━━━━━ GIVEN ENTRIES

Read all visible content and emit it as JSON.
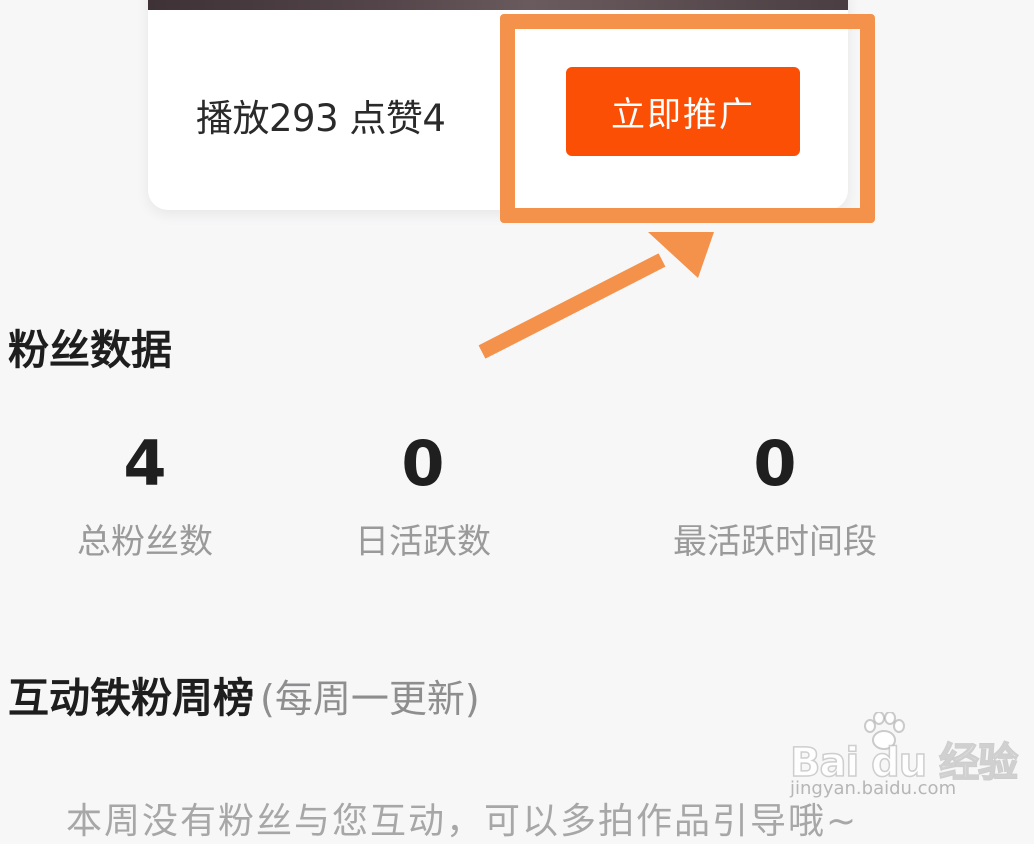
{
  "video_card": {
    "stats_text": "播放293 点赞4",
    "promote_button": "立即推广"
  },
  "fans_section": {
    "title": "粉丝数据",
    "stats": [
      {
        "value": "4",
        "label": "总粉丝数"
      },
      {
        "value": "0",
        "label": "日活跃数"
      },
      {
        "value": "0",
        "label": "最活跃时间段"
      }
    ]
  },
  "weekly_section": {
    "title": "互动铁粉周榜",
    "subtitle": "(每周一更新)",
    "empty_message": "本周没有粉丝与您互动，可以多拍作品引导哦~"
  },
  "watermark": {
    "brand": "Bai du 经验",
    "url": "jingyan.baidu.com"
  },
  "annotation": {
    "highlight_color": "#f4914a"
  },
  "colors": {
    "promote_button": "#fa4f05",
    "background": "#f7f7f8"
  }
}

━━━━━━━━━━
━━━━━ GIVEN ENTRIES

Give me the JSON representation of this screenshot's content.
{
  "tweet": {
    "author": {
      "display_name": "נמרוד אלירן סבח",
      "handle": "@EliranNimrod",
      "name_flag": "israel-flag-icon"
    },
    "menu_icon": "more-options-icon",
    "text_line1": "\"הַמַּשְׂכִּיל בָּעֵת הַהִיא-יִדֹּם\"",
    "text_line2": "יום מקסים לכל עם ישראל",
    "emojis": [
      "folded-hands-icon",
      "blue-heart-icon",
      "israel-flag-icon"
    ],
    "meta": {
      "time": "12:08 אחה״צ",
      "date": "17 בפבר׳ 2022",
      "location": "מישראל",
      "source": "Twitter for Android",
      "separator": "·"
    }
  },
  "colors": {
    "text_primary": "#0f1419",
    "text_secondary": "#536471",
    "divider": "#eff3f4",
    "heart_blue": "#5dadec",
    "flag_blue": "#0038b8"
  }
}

━━━━━━━━━━
━━━━━ GIVEN ENTRIES

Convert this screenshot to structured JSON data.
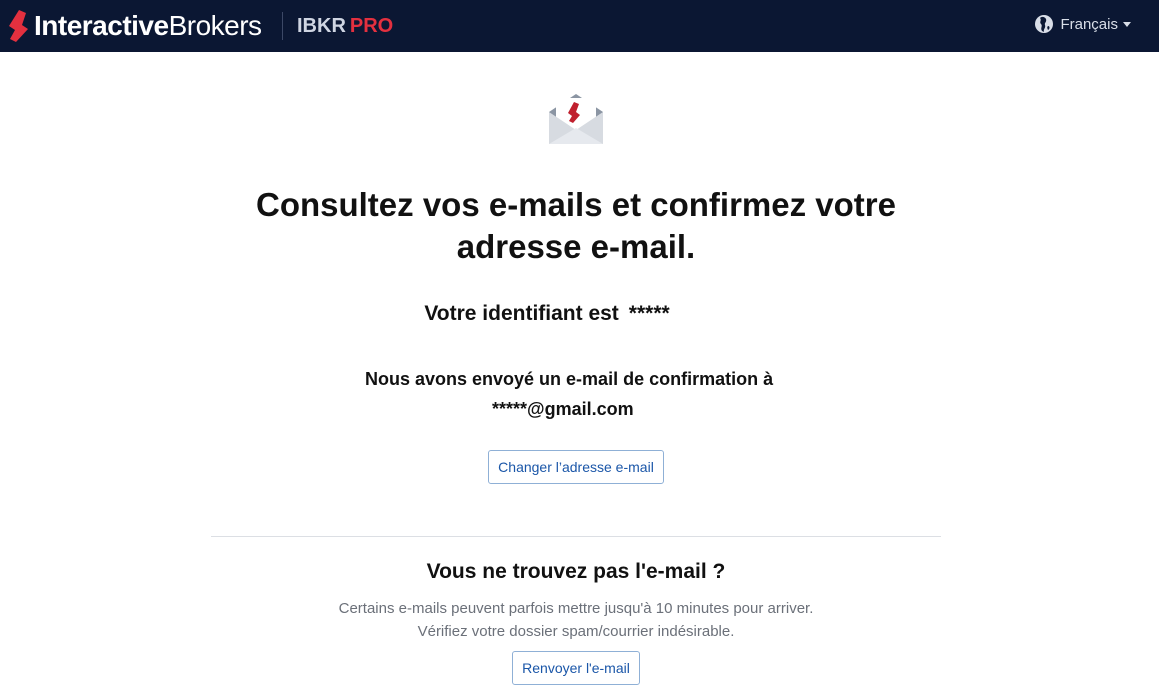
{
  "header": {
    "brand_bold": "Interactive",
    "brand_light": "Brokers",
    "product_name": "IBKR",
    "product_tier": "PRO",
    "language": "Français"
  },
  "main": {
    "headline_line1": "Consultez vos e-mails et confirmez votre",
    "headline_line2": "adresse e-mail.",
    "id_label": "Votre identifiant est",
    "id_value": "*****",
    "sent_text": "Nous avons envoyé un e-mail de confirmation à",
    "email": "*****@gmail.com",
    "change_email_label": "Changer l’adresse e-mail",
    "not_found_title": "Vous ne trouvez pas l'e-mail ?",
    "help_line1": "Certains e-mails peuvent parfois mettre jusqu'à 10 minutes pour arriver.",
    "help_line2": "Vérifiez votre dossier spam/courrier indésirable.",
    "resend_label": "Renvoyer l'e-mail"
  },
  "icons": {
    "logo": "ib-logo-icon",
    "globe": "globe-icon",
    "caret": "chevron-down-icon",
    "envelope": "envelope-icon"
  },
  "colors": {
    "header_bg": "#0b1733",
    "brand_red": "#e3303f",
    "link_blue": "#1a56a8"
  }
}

━━━━━━━━━━

REQUIRED TASK
Keep only those lines of the records that hold "this", and return them.

FULL SOLUTION
Give me the JSON representation of this screenshot's content.
Convert this screenshot to structured JSON data.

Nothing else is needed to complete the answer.